§ Short problem: All of the material below is to be repeated exactly.
##### Records supplied #####
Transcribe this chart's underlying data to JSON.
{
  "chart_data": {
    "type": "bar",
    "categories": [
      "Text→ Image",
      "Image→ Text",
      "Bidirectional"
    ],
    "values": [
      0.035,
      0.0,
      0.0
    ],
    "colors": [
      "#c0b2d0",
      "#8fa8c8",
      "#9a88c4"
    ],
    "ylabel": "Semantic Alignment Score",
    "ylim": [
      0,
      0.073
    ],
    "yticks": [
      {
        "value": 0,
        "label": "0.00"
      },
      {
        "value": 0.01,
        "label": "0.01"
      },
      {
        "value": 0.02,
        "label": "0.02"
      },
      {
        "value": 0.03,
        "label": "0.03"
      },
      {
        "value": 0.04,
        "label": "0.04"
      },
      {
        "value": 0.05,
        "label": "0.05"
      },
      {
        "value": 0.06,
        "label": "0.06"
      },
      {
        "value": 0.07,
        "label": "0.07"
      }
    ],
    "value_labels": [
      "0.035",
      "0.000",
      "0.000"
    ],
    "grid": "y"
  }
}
#####
§ Answer to this problem:
Transcribe this chart's underlying data to JSON.
{
  "chart_data": {
    "type": "bar",
    "categories": [
      "Text→ Image",
      "Image→ Text",
      "Bidirectional"
    ],
    "values": [
      0.035,
      0.0,
      0.0
    ],
    "colors": [
      "#c0b2d0",
      "#8fa8c8",
      "#9a88c4"
    ],
    "ylabel": "Semantic Alignment Score",
    "ylim": [
      0,
      0.073
    ],
    "yticks": [
      {
        "value": 0,
        "label": "0.00"
      },
      {
        "value": 0.01,
        "label": "0.01"
      },
      {
        "value": 0.02,
        "label": "0.02"
      },
      {
        "value": 0.03,
        "label": "0.03"
      },
      {
        "value": 0.04,
        "label": "0.04"
      },
      {
        "value": 0.05,
        "label": "0.05"
      },
      {
        "value": 0.06,
        "label": "0.06"
      },
      {
        "value": 0.07,
        "label": "0.07"
      }
    ],
    "value_labels": [
      "0.035",
      "0.000",
      "0.000"
    ],
    "grid": "y"
  }
}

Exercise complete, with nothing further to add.